Goal:
Repeat, line for line, the part of the listing that opens with the line containing "- board-intersection: [372, 85, 405, 117]" and closes with the line containing "- board-intersection: [173, 274, 206, 306]".

--- Start of Raw records ---

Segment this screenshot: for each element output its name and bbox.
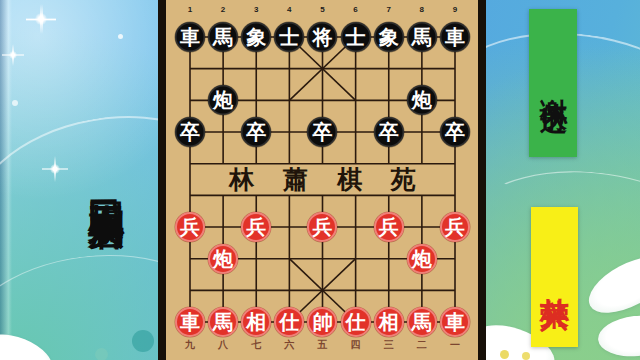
- board-intersection: [372, 85, 405, 117]
- file-numbers-bottom: 九八七六五四三二一: [173, 338, 471, 352]
- board-intersection: 兵: [372, 211, 405, 243]
- board-intersection: [405, 274, 438, 306]
- board-intersection: 炮: [405, 243, 438, 275]
- file-numbers-top: 123456789: [173, 5, 471, 14]
- black-piece-卒[interactable]: 卒: [374, 117, 404, 147]
- board-intersection: 象: [372, 21, 405, 53]
- black-piece-炮[interactable]: 炮: [208, 85, 238, 115]
- file-numeral: 一: [438, 338, 471, 352]
- file-number: 5: [306, 5, 339, 14]
- board-intersection: 兵: [438, 211, 471, 243]
- red-piece-帥[interactable]: 帥: [307, 307, 337, 337]
- board-intersection: 将: [306, 21, 339, 53]
- file-numeral: 八: [207, 338, 240, 352]
- black-piece-士[interactable]: 士: [274, 22, 304, 52]
- board-intersection: [273, 85, 306, 117]
- board-intersection: [372, 179, 405, 211]
- board-intersection: 卒: [306, 116, 339, 148]
- board-intersection: [438, 53, 471, 85]
- board-intersection: [240, 148, 273, 180]
- black-piece-卒[interactable]: 卒: [307, 117, 337, 147]
- file-number: 7: [372, 5, 405, 14]
- board-intersection: [173, 274, 206, 306]
- board-intersection: 車: [173, 306, 206, 338]
- board-intersection: [173, 148, 206, 180]
- board-intersection: [240, 53, 273, 85]
- file-number: 9: [438, 5, 471, 14]
- board-intersection: [405, 116, 438, 148]
- file-numeral: 六: [273, 338, 306, 352]
- file-number: 3: [240, 5, 273, 14]
- board-intersection: [240, 243, 273, 275]
- flower-center: [522, 352, 530, 360]
- board-intersection: 仕: [339, 306, 372, 338]
- board-intersection: 兵: [240, 211, 273, 243]
- board-intersection: [438, 85, 471, 117]
- board-intersection: 馬: [405, 306, 438, 338]
- board-intersection: [372, 274, 405, 306]
- red-piece-兵[interactable]: 兵: [440, 212, 470, 242]
- board-intersection: 馬: [207, 306, 240, 338]
- board-intersection: [438, 148, 471, 180]
- page-title: 民国棋王小剃头名局: [60, 0, 152, 360]
- board-intersection: 馬: [207, 21, 240, 53]
- red-piece-馬[interactable]: 馬: [407, 307, 437, 337]
- board-intersection: [306, 243, 339, 275]
- video-frame: 民国棋王小剃头名局 123456789 林蕭棋苑 車馬象士将士象馬車炮炮卒卒卒卒…: [0, 0, 640, 360]
- black-piece-象[interactable]: 象: [241, 22, 271, 52]
- board-intersection: [405, 179, 438, 211]
- red-piece-兵[interactable]: 兵: [374, 212, 404, 242]
- sparkle-icon: [26, 4, 56, 34]
- black-piece-象[interactable]: 象: [374, 22, 404, 52]
- board-intersection: [372, 53, 405, 85]
- board-intersection: [438, 274, 471, 306]
- board-intersection: [306, 148, 339, 180]
- board-intersection: [405, 53, 438, 85]
- board-intersection: [207, 274, 240, 306]
- red-piece-仕[interactable]: 仕: [274, 307, 304, 337]
- red-piece-炮[interactable]: 炮: [407, 244, 437, 274]
- board-intersection: [273, 274, 306, 306]
- xiangqi-board: 123456789 林蕭棋苑 車馬象士将士象馬車炮炮卒卒卒卒卒兵兵兵兵兵炮炮車馬…: [158, 0, 486, 360]
- board-intersection: [405, 211, 438, 243]
- board-intersection: 卒: [173, 116, 206, 148]
- file-numeral: 七: [240, 338, 273, 352]
- board-intersection: [273, 211, 306, 243]
- board-intersection: 仕: [273, 306, 306, 338]
- board-intersection: 士: [339, 21, 372, 53]
- board-intersection: [173, 179, 206, 211]
- red-piece-炮[interactable]: 炮: [208, 244, 238, 274]
- file-numeral: 九: [173, 338, 206, 352]
- file-number: 8: [405, 5, 438, 14]
- board-intersection: [273, 243, 306, 275]
- red-piece-車[interactable]: 車: [175, 307, 205, 337]
- board-intersection: [372, 148, 405, 180]
- black-piece-炮[interactable]: 炮: [407, 85, 437, 115]
- board-intersection: 車: [438, 306, 471, 338]
- flower-center: [500, 350, 509, 359]
- black-piece-馬[interactable]: 馬: [208, 22, 238, 52]
- board-intersection: [339, 243, 372, 275]
- board-intersection: 車: [438, 21, 471, 53]
- black-piece-将[interactable]: 将: [307, 22, 337, 52]
- red-piece-相[interactable]: 相: [374, 307, 404, 337]
- board-intersection: 馬: [405, 21, 438, 53]
- board-intersection: 卒: [372, 116, 405, 148]
- board-intersection: [438, 179, 471, 211]
- red-piece-仕[interactable]: 仕: [341, 307, 371, 337]
- board-intersection: [273, 53, 306, 85]
- red-piece-車[interactable]: 車: [440, 307, 470, 337]
- flower-petal: [596, 312, 640, 360]
- board-intersection: [273, 148, 306, 180]
- board-intersection: 相: [372, 306, 405, 338]
- board-intersection: [339, 85, 372, 117]
- black-piece-卒[interactable]: 卒: [241, 117, 271, 147]
- black-piece-卒[interactable]: 卒: [175, 117, 205, 147]
- board-intersection: [273, 116, 306, 148]
- black-piece-卒[interactable]: 卒: [440, 117, 470, 147]
- file-number: 4: [273, 5, 306, 14]
- red-piece-馬[interactable]: 馬: [208, 307, 238, 337]
- board-intersection: 炮: [405, 85, 438, 117]
- board-intersection: [207, 179, 240, 211]
- board-intersection: 車: [173, 21, 206, 53]
- black-piece-馬[interactable]: 馬: [407, 22, 437, 52]
- board-intersection: [207, 53, 240, 85]
- board-intersection: [240, 274, 273, 306]
- board-intersection: [339, 274, 372, 306]
- board-intersection: [405, 148, 438, 180]
- board-intersection: [372, 243, 405, 275]
- board-intersection: 卒: [438, 116, 471, 148]
- file-numeral: 五: [306, 338, 339, 352]
- board-intersection: 炮: [207, 85, 240, 117]
- board-intersection: [240, 85, 273, 117]
- bokeh-dot: [12, 100, 18, 106]
- board-intersection: 象: [240, 21, 273, 53]
- red-piece-相[interactable]: 相: [241, 307, 271, 337]
- board-intersection: [306, 179, 339, 211]
- black-piece-士[interactable]: 士: [341, 22, 371, 52]
- player-label-red: 林荣兴: [531, 207, 578, 347]
- file-numeral: 三: [372, 338, 405, 352]
- board-intersection: [339, 116, 372, 148]
- board-intersection: [339, 53, 372, 85]
- red-piece-兵[interactable]: 兵: [307, 212, 337, 242]
- file-numeral: 四: [339, 338, 372, 352]
- sparkle-icon: [2, 44, 24, 66]
- board-intersection: [339, 148, 372, 180]
- file-number: 6: [339, 5, 372, 14]
- black-piece-車[interactable]: 車: [440, 22, 470, 52]
- file-number: 2: [207, 5, 240, 14]
- file-number: 1: [173, 5, 206, 14]
- board-intersection: 兵: [306, 211, 339, 243]
- red-piece-兵[interactable]: 兵: [175, 212, 205, 242]
- red-piece-兵[interactable]: 兵: [241, 212, 271, 242]
- board-intersection: 卒: [240, 116, 273, 148]
- board-intersection: [173, 53, 206, 85]
- board-intersection: [173, 243, 206, 275]
- board-intersection: [207, 116, 240, 148]
- board-intersection: [438, 243, 471, 275]
- board-intersection: 相: [240, 306, 273, 338]
- black-piece-車[interactable]: 車: [175, 22, 205, 52]
- board-intersection: [240, 179, 273, 211]
- board-intersection: [306, 85, 339, 117]
- board-intersection: 兵: [173, 211, 206, 243]
- board-intersection: [339, 179, 372, 211]
- file-numeral: 二: [405, 338, 438, 352]
- board-intersection: 炮: [207, 243, 240, 275]
- board-intersection: [339, 211, 372, 243]
- board-intersection: 士: [273, 21, 306, 53]
- player-label-black: 谢侠逊: [529, 9, 577, 157]
- board-grid: 車馬象士将士象馬車炮炮卒卒卒卒卒兵兵兵兵兵炮炮車馬相仕帥仕相馬車: [173, 21, 471, 338]
- board-intersection: [207, 148, 240, 180]
- board-intersection: [273, 179, 306, 211]
- board-intersection: [207, 211, 240, 243]
- board-intersection: [306, 53, 339, 85]
- board-intersection: 帥: [306, 306, 339, 338]
- board-intersection: [306, 274, 339, 306]
- board-intersection: [173, 85, 206, 117]
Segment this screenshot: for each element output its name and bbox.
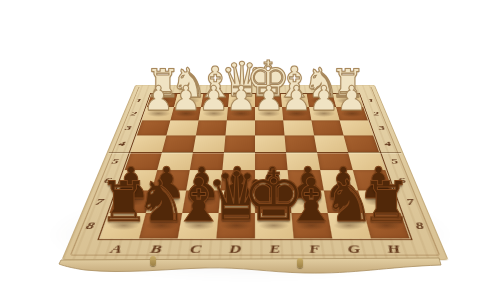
box-front-edge bbox=[55, 252, 445, 278]
square-e2 bbox=[255, 107, 283, 121]
square-b1 bbox=[174, 94, 203, 107]
square-d1 bbox=[228, 94, 255, 107]
square-b3 bbox=[166, 120, 198, 135]
square-a5 bbox=[125, 152, 162, 170]
square-g1 bbox=[307, 94, 336, 107]
square-g5 bbox=[317, 152, 353, 170]
square-d7 bbox=[219, 190, 255, 213]
square-h5 bbox=[348, 152, 385, 170]
rank-label-left-1: 1 bbox=[135, 97, 143, 104]
square-g3 bbox=[311, 120, 343, 135]
board-grid bbox=[100, 94, 409, 238]
square-e6 bbox=[255, 170, 289, 190]
square-a2 bbox=[142, 107, 174, 121]
square-h7 bbox=[358, 190, 400, 213]
square-h3 bbox=[340, 120, 374, 135]
rank-label-right-5: 5 bbox=[389, 156, 399, 165]
chess-set-photo: AABBCCDDEEFFGGHH1122334455667788 ♜♞♝♛♚♝♞… bbox=[0, 0, 480, 296]
brass-latch-right bbox=[297, 258, 303, 268]
square-a7 bbox=[109, 190, 151, 213]
square-b7 bbox=[146, 190, 186, 213]
file-label-far-d: D bbox=[238, 87, 246, 93]
file-label-far-a: A bbox=[161, 87, 170, 93]
square-c3 bbox=[196, 120, 227, 135]
square-f1 bbox=[281, 94, 309, 107]
square-a1 bbox=[147, 94, 177, 107]
rank-label-right-6: 6 bbox=[396, 175, 407, 185]
square-f5 bbox=[286, 152, 320, 170]
square-g2 bbox=[309, 107, 340, 121]
square-e5 bbox=[255, 152, 288, 170]
square-d5 bbox=[222, 152, 255, 170]
square-c4 bbox=[193, 135, 225, 152]
square-f7 bbox=[289, 190, 327, 213]
square-f8 bbox=[291, 213, 332, 238]
rank-label-left-4: 4 bbox=[117, 139, 127, 148]
square-c8 bbox=[178, 213, 219, 238]
square-d2 bbox=[227, 107, 255, 121]
rank-label-right-3: 3 bbox=[377, 124, 386, 132]
file-label-far-b: B bbox=[187, 87, 195, 93]
square-h6 bbox=[353, 170, 393, 190]
square-h2 bbox=[336, 107, 368, 121]
file-label-far-c: C bbox=[213, 87, 221, 93]
square-f3 bbox=[283, 120, 314, 135]
square-b6 bbox=[152, 170, 190, 190]
square-d8 bbox=[216, 213, 255, 238]
square-f6 bbox=[288, 170, 324, 190]
file-label-far-e: E bbox=[264, 87, 271, 93]
square-c7 bbox=[182, 190, 220, 213]
square-b2 bbox=[170, 107, 201, 121]
square-h4 bbox=[344, 135, 379, 152]
square-d3 bbox=[225, 120, 255, 135]
square-e4 bbox=[255, 135, 286, 152]
square-f4 bbox=[285, 135, 317, 152]
rank-label-right-4: 4 bbox=[383, 139, 393, 148]
chess-board: AABBCCDDEEFFGGHH1122334455667788 bbox=[61, 85, 448, 260]
square-d6 bbox=[221, 170, 255, 190]
fold-seam bbox=[109, 152, 402, 153]
rank-label-left-7: 7 bbox=[94, 196, 106, 208]
square-a3 bbox=[137, 120, 171, 135]
rank-label-left-5: 5 bbox=[110, 156, 120, 165]
square-c6 bbox=[186, 170, 222, 190]
brass-latch-left bbox=[150, 256, 156, 266]
square-g6 bbox=[320, 170, 358, 190]
square-g4 bbox=[314, 135, 348, 152]
file-label-far-f: F bbox=[289, 87, 297, 93]
square-h1 bbox=[333, 94, 363, 107]
rank-label-left-8: 8 bbox=[84, 219, 97, 232]
rank-label-left-6: 6 bbox=[102, 175, 113, 185]
rank-label-right-8: 8 bbox=[413, 219, 426, 232]
square-d4 bbox=[224, 135, 255, 152]
square-b5 bbox=[157, 152, 193, 170]
square-b8 bbox=[139, 213, 182, 238]
square-h8 bbox=[364, 213, 409, 238]
square-a4 bbox=[131, 135, 166, 152]
rank-label-left-2: 2 bbox=[130, 110, 139, 117]
rank-label-right-2: 2 bbox=[372, 110, 381, 117]
square-e1 bbox=[255, 94, 282, 107]
file-label-far-g: G bbox=[314, 87, 323, 93]
square-f2 bbox=[282, 107, 311, 121]
square-c5 bbox=[190, 152, 224, 170]
rank-label-right-1: 1 bbox=[367, 97, 375, 104]
square-e7 bbox=[255, 190, 291, 213]
square-e8 bbox=[255, 213, 294, 238]
square-b4 bbox=[162, 135, 196, 152]
square-c2 bbox=[199, 107, 228, 121]
square-a6 bbox=[117, 170, 157, 190]
square-c1 bbox=[201, 94, 229, 107]
file-label-far-h: H bbox=[339, 87, 349, 93]
rank-label-right-7: 7 bbox=[404, 196, 416, 208]
square-e3 bbox=[255, 120, 285, 135]
rank-label-left-3: 3 bbox=[124, 124, 133, 132]
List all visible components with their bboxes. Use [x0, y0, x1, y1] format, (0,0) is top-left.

--- End of Raw records ---

Written solution:
- board-intersection: [372, 85, 405, 117]
- file-numbers-bottom: 九八七六五四三二一: [173, 338, 471, 352]
- board-intersection: 兵: [372, 211, 405, 243]
- board-intersection: [405, 274, 438, 306]
- board-intersection: 炮: [405, 243, 438, 275]
- file-numbers-top: 123456789: [173, 5, 471, 14]
- black-piece-卒[interactable]: 卒: [374, 117, 404, 147]
- board-intersection: 象: [372, 21, 405, 53]
- black-piece-炮[interactable]: 炮: [208, 85, 238, 115]
- file-numeral: 一: [438, 338, 471, 352]
- file-number: 5: [306, 5, 339, 14]
- board-intersection: 兵: [438, 211, 471, 243]
- red-piece-帥[interactable]: 帥: [307, 307, 337, 337]
- board-intersection: 将: [306, 21, 339, 53]
- file-numeral: 八: [207, 338, 240, 352]
- black-piece-士[interactable]: 士: [274, 22, 304, 52]
- board-intersection: [273, 85, 306, 117]
- board-intersection: [372, 179, 405, 211]
- board-intersection: 卒: [306, 116, 339, 148]
- board-intersection: [438, 53, 471, 85]
- board-intersection: [240, 148, 273, 180]
- black-piece-卒[interactable]: 卒: [307, 117, 337, 147]
- file-number: 7: [372, 5, 405, 14]
- board-intersection: [173, 274, 206, 306]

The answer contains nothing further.